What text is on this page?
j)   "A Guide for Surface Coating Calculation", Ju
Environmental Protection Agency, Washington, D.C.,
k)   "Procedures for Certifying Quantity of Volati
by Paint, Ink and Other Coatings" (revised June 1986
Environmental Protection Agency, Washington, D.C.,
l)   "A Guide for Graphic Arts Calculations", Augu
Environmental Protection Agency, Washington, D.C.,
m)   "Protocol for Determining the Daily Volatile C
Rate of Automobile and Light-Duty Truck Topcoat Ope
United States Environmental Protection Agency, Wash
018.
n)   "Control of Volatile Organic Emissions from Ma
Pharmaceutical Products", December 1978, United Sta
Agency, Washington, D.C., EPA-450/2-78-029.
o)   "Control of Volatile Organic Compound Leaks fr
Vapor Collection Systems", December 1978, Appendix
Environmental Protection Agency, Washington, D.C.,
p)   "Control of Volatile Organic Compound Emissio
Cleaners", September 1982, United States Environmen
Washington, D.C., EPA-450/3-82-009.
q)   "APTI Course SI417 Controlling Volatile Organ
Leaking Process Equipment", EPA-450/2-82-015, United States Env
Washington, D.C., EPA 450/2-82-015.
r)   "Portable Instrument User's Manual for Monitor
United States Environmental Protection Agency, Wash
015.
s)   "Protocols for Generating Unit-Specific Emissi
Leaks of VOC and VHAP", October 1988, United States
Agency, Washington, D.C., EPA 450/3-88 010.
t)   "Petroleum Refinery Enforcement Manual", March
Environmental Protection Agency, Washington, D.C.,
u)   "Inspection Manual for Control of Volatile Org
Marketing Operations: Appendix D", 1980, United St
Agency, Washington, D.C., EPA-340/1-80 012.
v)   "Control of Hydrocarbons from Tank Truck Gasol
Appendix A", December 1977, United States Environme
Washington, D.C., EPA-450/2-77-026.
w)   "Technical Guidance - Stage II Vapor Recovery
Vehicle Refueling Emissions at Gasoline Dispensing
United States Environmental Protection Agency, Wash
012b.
——————
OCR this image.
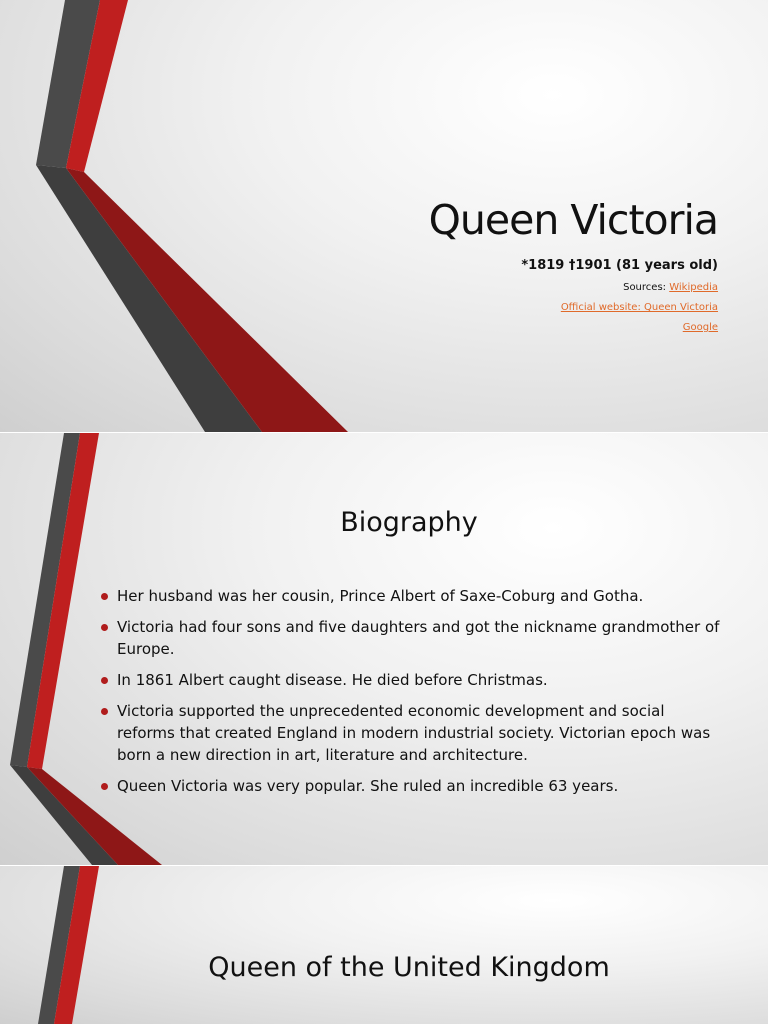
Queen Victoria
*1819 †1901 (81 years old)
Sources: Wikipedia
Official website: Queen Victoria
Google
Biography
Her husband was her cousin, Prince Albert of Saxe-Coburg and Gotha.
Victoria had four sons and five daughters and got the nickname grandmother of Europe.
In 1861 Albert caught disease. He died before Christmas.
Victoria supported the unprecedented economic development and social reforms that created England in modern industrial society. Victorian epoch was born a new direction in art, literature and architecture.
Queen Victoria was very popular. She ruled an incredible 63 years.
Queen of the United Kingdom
——————
Scan the material above. Extract every line in which the word "Compound" occurs.

o)   "Control of Volatile Organic Compound Leaks fr
p)   "Control of Volatile Organic Compound Emissio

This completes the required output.